* [AIM OF THE EXERCISE]
Identify all lines in the data containing the string "中的表现及相应习题". Copy them out.

** Begin STORED ROWS **

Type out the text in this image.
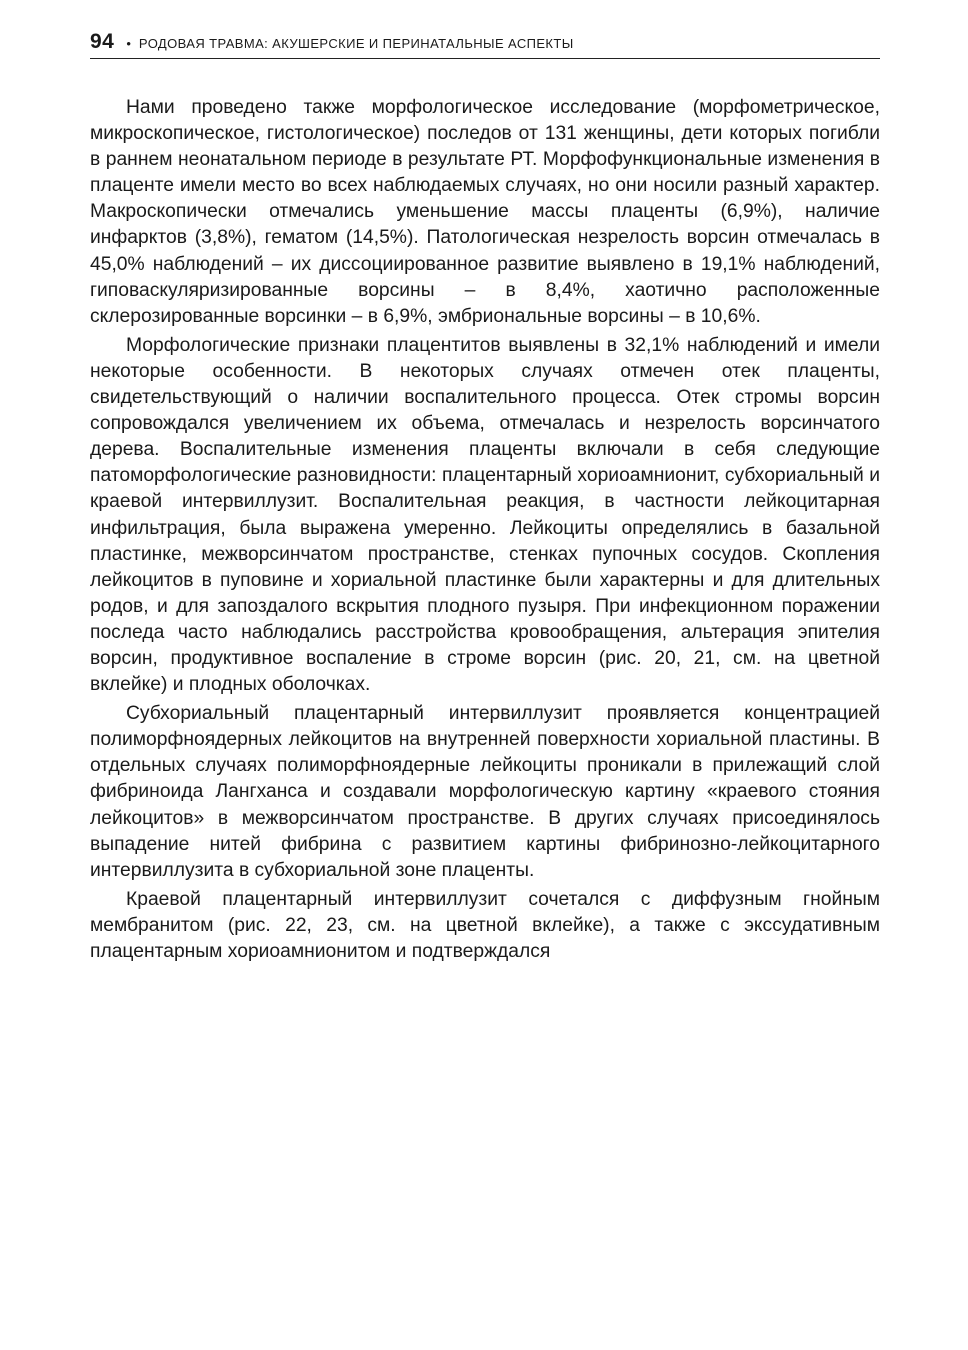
94 • РОДОВАЯ ТРАВМА: АКУШЕРСКИЕ И ПЕРИНАТАЛЬНЫЕ АСПЕКТЫ

Нами проведено также морфологическое исследование (морфометрическое, микроскопическое, гистологическое) последов от 131 женщины, дети которых погибли в раннем неонатальном периоде в результате РТ. Морфофункциональные изменения в плаценте имели место во всех наблюдаемых случаях, но они носили разный характер. Макроскопически отмечались уменьшение массы плаценты (6,9%), наличие инфарктов (3,8%), гематом (14,5%). Патологическая незрелость ворсин отмечалась в 45,0% наблюдений – их диссоциированное развитие выявлено в 19,1% наблюдений, гиповаскуляризированные ворсины – в 8,4%, хаотично расположенные склерозированные ворсинки – в 6,9%, эмбриональные ворсины – в 10,6%.

Морфологические признаки плацентитов выявлены в 32,1% наблюдений и имели некоторые особенности. В некоторых случаях отмечен отек плаценты, свидетельствующий о наличии воспалительного процесса. Отек стромы ворсин сопровождался увеличением их объема, отмечалась и незрелость ворсинчатого дерева. Воспалительные изменения плаценты включали в себя следующие патоморфологические разновидности: плацентарный хориоамнионит, субхориальный и краевой интервиллузит. Воспалительная реакция, в частности лейкоцитарная инфильтрация, была выражена умеренно. Лейкоциты определялись в базальной пластинке, межворсинчатом пространстве, стенках пупочных сосудов. Скопления лейкоцитов в пуповине и хориальной пластинке были характерны и для длительных родов, и для запоздалого вскрытия плодного пузыря. При инфекционном поражении последа часто наблюдались расстройства кровообращения, альтерация эпителия ворсин, продуктивное воспаление в строме ворсин (рис. 20, 21, см. на цветной вклейке) и плодных оболочках.

Субхориальный плацентарный интервиллузит проявляется концентрацией полиморфноядерных лейкоцитов на внутренней поверхности хориальной пластины. В отдельных случаях полиморфноядерные лейкоциты проникали в прилежащий слой фибриноида Лангханса и создавали морфологическую картину «краевого стояния лейкоцитов» в межворсинчатом пространстве. В других случаях присоединялось выпадение нитей фибрина с развитием картины фибринозно-лейкоцитарного интервиллузита в субхориальной зоне плаценты.

Краевой плацентарный интервиллузит сочетался с диффузным гнойным мембранитом (рис. 22, 23, см. на цветной вклейке), а также с экссудативным плацентарным хориоамнионитом и подтверждался
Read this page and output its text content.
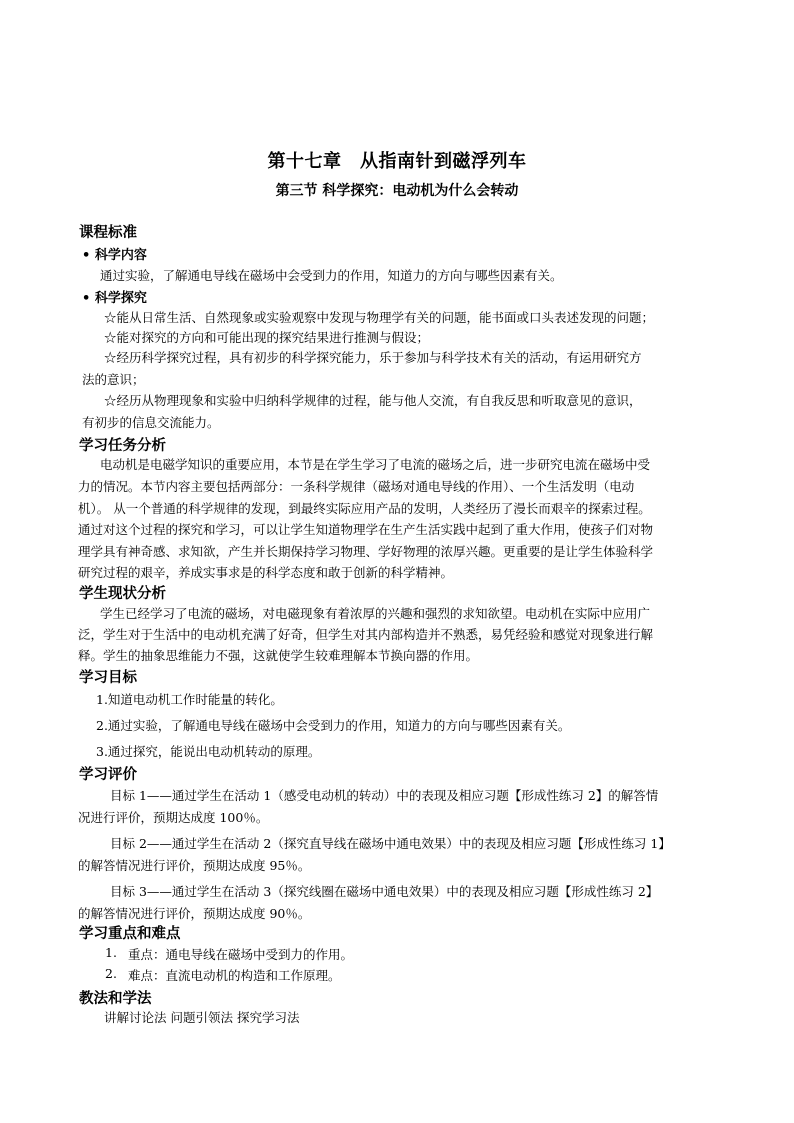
第十七章　从指南针到磁浮列车
第三节 科学探究：电动机为什么会转动
课程标准
• 科学内容
通过实验，了解通电导线在磁场中会受到力的作用，知道力的方向与哪些因素有关。
• 科学探究
☆能从日常生活、自然现象或实验观察中发现与物理学有关的问题，能书面或口头表述发现的问题；
☆能对探究的方向和可能出现的探究结果进行推测与假设；
☆经历科学探究过程，具有初步的科学探究能力，乐于参加与科学技术有关的活动，有运用研究方
法的意识；
☆经历从物理现象和实验中归纳科学规律的过程，能与他人交流，有自我反思和听取意见的意识，
有初步的信息交流能力。
学习任务分析
电动机是电磁学知识的重要应用，本节是在学生学习了电流的磁场之后，进一步研究电流在磁场中受
力的情况。本节内容主要包括两部分：一条科学规律（磁场对通电导线的作用）、一个生活发明（电动
机）。 从一个普通的科学规律的发现，到最终实际应用产品的发明，人类经历了漫长而艰辛的探索过程。
通过对这个过程的探究和学习，可以让学生知道物理学在生产生活实践中起到了重大作用，使孩子们对物
理学具有神奇感、求知欲，产生并长期保持学习物理、学好物理的浓厚兴趣。更重要的是让学生体验科学
研究过程的艰辛，养成实事求是的科学态度和敢于创新的科学精神。
学生现状分析
学生已经学习了电流的磁场，对电磁现象有着浓厚的兴趣和强烈的求知欲望。电动机在实际中应用广
泛，学生对于生活中的电动机充满了好奇，但学生对其内部构造并不熟悉，易凭经验和感觉对现象进行解
释。学生的抽象思维能力不强，这就使学生较难理解本节换向器的作用。
学习目标
1.知道电动机工作时能量的转化。
2.通过实验，了解通电导线在磁场中会受到力的作用，知道力的方向与哪些因素有关。
3.通过探究，能说出电动机转动的原理。
学习评价
目标 1——通过学生在活动 1（感受电动机的转动）中的表现及相应习题【形成性练习 2】的解答情
况进行评价，预期达成度 100％。
目标 2——通过学生在活动 2（探究直导线在磁场中通电效果）中的表现及相应习题【形成性练习 1】
的解答情况进行评价，预期达成度 95％。
目标 3——通过学生在活动 3（探究线圈在磁场中通电效果）中的表现及相应习题【形成性练习 2】
的解答情况进行评价，预期达成度 90％。
学习重点和难点
1. 重点：通电导线在磁场中受到力的作用。
2. 难点：直流电动机的构造和工作原理。
教法和学法
讲解讨论法 问题引领法 探究学习法
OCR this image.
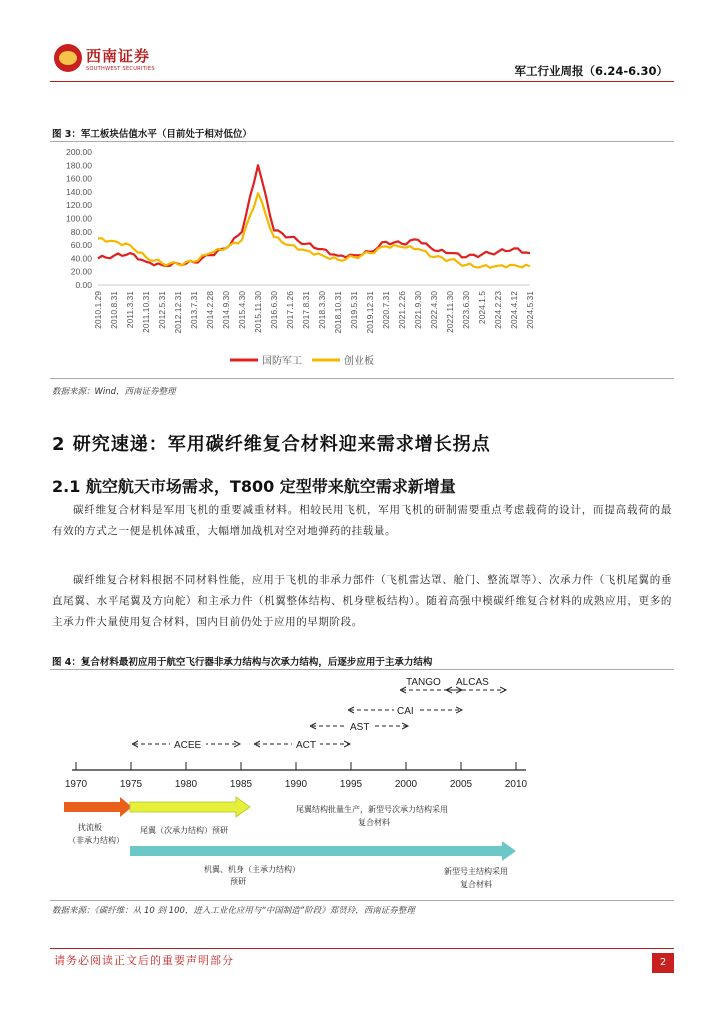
西南证券
SOUTHWEST SECURITIES	军工行业周报（6.24-6.30）
图 3：军工板块估值水平（目前处于相对低位）
0.00
20.00
40.00
60.00
80.00
100.00
120.00
140.00
160.00
180.00
200.00
2010.1.29 2010.8.31 2011.3.31 2011.10.31 2012.5.31 2012.12.31 2013.7.31 2014.2.28 2014.9.30 2015.4.30 2015.11.30 2016.6.30 2017.1.26 2017.8.31 2018.3.30 2018.10.31 2019.5.31 2019.12.31 2020.7.31 2021.2.26 2021.9.30 2022.4.30 2022.11.30 2023.6.30 2024.1.5 2024.2.23 2024.4.12 2024.5.31
国防军工	创业板
数据来源：Wind，西南证券整理
2 研究速递：军用碳纤维复合材料迎来需求增长拐点
2.1 航空航天市场需求，T800 定型带来航空需求新增量
碳纤维复合材料是军用飞机的重要减重材料。相较民用飞机，军用飞机的研制需要重点考虑载荷的设计，而提高载荷的最有效的方式之一便是机体减重，大幅增加战机对空对地弹药的挂载量。
碳纤维复合材料根据不同材料性能，应用于飞机的非承力部件（飞机雷达罩、舱门、整流罩等）、次承力件（飞机尾翼的垂直尾翼、水平尾翼及方向舵）和主承力件（机翼整体结构、机身壁板结构）。随着高强中模碳纤维复合材料的成熟应用，更多的主承力件大量使用复合材料，国内目前仍处于应用的早期阶段。
图 4：复合材料最初应用于航空飞行器非承力结构与次承力结构，后逐步应用于主承力结构
ACEE	ACT
AST
CAI
TANGO ALCAS
1970	1975	1980	1985	1990	1995	2000	2005	2010
扰流板
（非承力结构）
尾翼（次承力结构）预研
机翼、机身（主承力结构）
预研
尾翼结构批量生产，新型号次承力结构采用
复合材料
新型号主结构采用
复合材料
数据来源：《碳纤维：从 10 到 100，进入工业化应用与“中国制造”阶段》郑贤玲，西南证券整理
请务必阅读正文后的重要声明部分	2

** End STORED ROWS **

* [CORRECT ANSWER]
目标 1——通过学生在活动 1（感受电动机的转动）中的表现及相应习题【形成性练习 2】的解答情
目标 2——通过学生在活动 2（探究直导线在磁场中通电效果）中的表现及相应习题【形成性练习 1】
目标 3——通过学生在活动 3（探究线圈在磁场中通电效果）中的表现及相应习题【形成性练习 2】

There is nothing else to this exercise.